→ Source document:
◆ ◆ ◆ ◆
Composition Techniques
This module builds on the foundation of knowledge laid out in Music Skills Level 1, combining theory and practice with creative outcomes. This module is delivered in both a specialised and common format that develops your capacity to conceive musical ideas, and to manipulate them in inventive and individual ways. You learn how to develop musical materials into well-formed and coherent musical structures; and learn how to compose idiomatically for instruments within various styles.
Audio Ear Training
Audio Ear Training develops your aural awareness while working in the recording studio. Importantly, this skill is crucial for performers, composers and engineers so they can communicate with each other using the same language during the recording and mixing process; and especially so for engineers to mix and master recorded sound in post-production.
Post Production
This module concentrates on the final stages of the recording process in applying the mastering processes necessary for preparing a recording for commercial duplication. You work not only on music recordings but also on soundtracks for film, video or Internet productions and are thereby introduced to the concepts of synchronising audio and video using time-code.
Contemporary Musical Culture
This module introduces major themes in Critical Theory and Aesthetics, and explores methodologies for reading a text. The module also explores and evaluates the cultural, ideological and stylistic influences that have merged from Asia, as well as the impact of external influences upon the Asian region.
Principal Study 3
The module builds on the foundation of Principal Study 1 and 2 by developing and refining your powers of interpretation and your ability to find creative links between the results of personal research, textual and musical analysis, scholarship, reflection and listening skills, and the process of performing.
Independent Workshop
The module allows you to form groups and ensembles that are either specialised or have students from a mixture of specialisms within one group from Level 3. It develops your ability to work as integrated members of a team, to respond to partnership and leadership, and to lead others in teamwork.
Production Project
You record a CD of works that showcases your capabilities as a performer, composer and/or music technology specialist. The module builds on the foundation of skills developed in Music Production and Post Production, enabling you to create recordings of your own work and mastering these to a professional standard of CD production.
Music Business
Music Business is a common module that develops your awareness about concepts and practices of career management, music promotion, and statutory functions of Music Business and the law; Contract Law; Intellectual Property Rights, and applying for arts funding. In addition, you will get an awareness of issues within the arts world: cultural policy, funding mechanisms, professional arts structures, and institutions and arts groups within the community.
Dissertation
Dissertation Module builds on the foundation laid in Music History and Contemporary Musical Culture to employ reasoning and logic in order to analyse data, and to formulate relevant arguments and hypotheses; strengthening the ability to express, interpret and discuss such analyses, arguments and hypotheses orally and in written form. This module focuses on advanced research and scholarly writing skills.
◆ ◆ ◆ ◆
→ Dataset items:
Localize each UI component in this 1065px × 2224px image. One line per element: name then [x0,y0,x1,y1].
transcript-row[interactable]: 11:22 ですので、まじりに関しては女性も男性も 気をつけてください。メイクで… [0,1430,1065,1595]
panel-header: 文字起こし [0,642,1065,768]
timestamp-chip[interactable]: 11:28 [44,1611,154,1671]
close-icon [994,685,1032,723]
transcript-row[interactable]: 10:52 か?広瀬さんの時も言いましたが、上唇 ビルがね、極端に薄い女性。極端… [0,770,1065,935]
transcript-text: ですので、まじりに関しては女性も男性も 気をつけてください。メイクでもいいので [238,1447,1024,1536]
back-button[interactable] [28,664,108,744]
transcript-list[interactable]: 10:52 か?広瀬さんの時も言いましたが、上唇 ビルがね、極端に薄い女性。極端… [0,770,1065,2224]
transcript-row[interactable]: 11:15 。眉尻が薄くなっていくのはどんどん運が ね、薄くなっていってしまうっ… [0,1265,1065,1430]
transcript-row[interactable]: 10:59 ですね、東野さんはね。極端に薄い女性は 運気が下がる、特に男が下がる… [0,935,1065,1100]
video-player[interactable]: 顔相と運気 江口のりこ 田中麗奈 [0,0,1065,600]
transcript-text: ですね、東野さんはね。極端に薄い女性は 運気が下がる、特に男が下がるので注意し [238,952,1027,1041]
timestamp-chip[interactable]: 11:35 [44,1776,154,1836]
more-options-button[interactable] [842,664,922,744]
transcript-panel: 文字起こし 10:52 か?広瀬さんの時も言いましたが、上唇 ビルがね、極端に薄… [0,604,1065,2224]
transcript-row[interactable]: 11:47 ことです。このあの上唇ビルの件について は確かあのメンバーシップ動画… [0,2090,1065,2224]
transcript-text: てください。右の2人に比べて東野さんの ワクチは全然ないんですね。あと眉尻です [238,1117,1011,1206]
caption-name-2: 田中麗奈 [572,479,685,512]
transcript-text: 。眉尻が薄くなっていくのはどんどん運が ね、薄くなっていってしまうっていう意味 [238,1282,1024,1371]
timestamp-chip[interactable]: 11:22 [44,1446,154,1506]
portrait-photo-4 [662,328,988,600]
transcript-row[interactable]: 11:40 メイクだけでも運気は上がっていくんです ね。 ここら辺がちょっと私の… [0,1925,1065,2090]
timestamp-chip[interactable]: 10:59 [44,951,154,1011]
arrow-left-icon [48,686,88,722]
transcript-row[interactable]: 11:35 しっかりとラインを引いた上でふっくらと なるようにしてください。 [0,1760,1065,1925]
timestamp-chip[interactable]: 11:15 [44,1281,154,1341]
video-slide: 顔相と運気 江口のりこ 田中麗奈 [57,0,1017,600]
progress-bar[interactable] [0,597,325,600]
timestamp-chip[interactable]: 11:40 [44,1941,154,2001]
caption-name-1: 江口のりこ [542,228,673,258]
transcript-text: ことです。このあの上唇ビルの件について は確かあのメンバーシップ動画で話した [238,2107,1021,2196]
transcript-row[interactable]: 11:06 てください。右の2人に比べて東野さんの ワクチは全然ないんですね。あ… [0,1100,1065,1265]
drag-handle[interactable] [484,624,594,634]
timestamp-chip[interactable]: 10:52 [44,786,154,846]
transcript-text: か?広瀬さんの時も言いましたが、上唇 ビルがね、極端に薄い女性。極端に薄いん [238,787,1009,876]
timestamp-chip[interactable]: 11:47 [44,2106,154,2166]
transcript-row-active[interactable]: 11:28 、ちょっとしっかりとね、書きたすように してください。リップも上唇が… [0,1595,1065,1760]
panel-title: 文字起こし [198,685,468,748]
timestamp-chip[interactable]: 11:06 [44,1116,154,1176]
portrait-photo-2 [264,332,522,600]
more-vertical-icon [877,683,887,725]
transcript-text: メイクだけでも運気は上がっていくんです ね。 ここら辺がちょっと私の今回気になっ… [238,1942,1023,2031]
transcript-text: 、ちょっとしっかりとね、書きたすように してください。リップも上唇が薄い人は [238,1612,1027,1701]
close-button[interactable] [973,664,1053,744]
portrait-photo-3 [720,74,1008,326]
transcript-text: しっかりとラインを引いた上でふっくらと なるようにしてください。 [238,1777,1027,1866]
◆ ◆ ◆ ◆
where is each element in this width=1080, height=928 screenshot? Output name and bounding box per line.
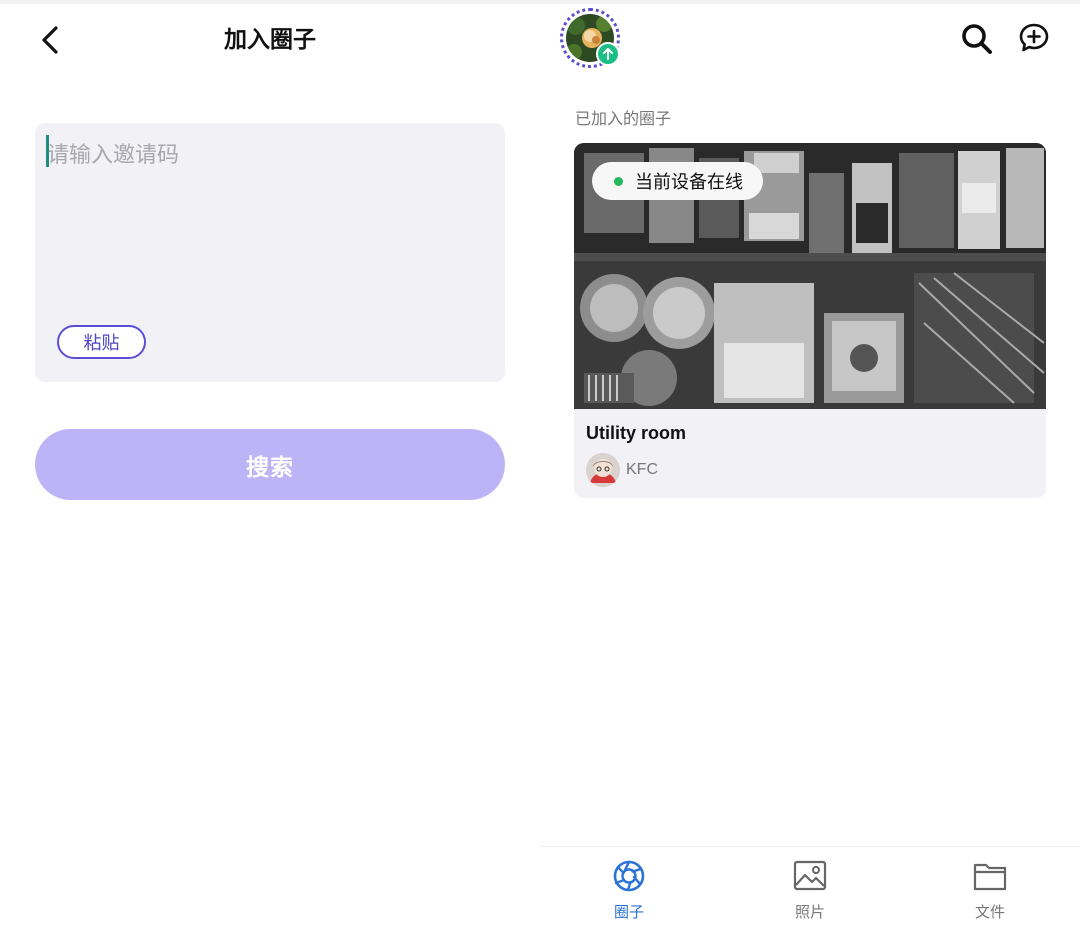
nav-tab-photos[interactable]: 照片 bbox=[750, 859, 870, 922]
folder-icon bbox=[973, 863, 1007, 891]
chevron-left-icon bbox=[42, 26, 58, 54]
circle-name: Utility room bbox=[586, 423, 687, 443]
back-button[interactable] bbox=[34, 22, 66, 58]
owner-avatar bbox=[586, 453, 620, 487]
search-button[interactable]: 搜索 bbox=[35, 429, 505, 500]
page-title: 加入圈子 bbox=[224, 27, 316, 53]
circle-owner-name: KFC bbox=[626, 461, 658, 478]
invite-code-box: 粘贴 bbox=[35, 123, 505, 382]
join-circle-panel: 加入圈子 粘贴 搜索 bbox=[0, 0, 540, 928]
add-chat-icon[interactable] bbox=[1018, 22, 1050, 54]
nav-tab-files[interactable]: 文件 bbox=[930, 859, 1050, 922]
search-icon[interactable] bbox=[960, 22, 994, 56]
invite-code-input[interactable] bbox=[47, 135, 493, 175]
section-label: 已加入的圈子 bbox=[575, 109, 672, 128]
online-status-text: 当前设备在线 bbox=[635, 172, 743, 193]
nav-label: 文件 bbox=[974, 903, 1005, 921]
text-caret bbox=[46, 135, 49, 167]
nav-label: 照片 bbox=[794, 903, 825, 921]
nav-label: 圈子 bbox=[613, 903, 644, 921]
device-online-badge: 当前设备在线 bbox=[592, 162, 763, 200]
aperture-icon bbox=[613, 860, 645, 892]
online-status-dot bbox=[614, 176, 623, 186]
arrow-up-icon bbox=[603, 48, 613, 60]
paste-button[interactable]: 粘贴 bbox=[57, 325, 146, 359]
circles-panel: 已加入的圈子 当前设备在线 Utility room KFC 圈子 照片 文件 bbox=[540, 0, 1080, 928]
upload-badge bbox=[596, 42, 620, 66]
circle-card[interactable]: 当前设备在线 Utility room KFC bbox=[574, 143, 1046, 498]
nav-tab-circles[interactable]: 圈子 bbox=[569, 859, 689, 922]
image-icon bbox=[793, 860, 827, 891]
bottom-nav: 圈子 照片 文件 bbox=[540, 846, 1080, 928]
◆ ◆ ◆ ◆
→ What is asked:
• 1. Based on the module descriptions, do these statements agree with the text? (a) Post Production covers soundtracks for film, video or Internet productions as well as music recordings. (b) Production Project builds on skills from Composition Techniques. (c) The Dissertation module focuses on advanced research and scholarly writing skills. Answer yes or no to each and quote the deciding words.
• 2. In the dataset items, edit the lines from the one that has "nav-tab-photos[interactable]: 照片 bbox=[750, 859, 870, 922]" through the one that has "owner-avatar bbox=[586, 453, 620, 487]" by replacing "Utility room" with "Laundry room" and leaving everything else as it is. Give only those lines.

→ Answers to the exercises:
• 1.
(a) Yes: "You work not only on music recordings but also on soundtracks for film, video or Internet productions"
(b) No: "The module builds on the foundation of skills developed in Music Production and Post Production"
(c) Yes: "This module focuses on advanced research and scholarly writing skills."

• 2.
nav-tab-photos[interactable]: 照片 bbox=[750, 859, 870, 922]
folder-icon bbox=[973, 863, 1007, 891]
chevron-left-icon bbox=[42, 26, 58, 54]
circle-name: Laundry room bbox=[586, 423, 687, 443]
back-button[interactable] bbox=[34, 22, 66, 58]
owner-avatar bbox=[586, 453, 620, 487]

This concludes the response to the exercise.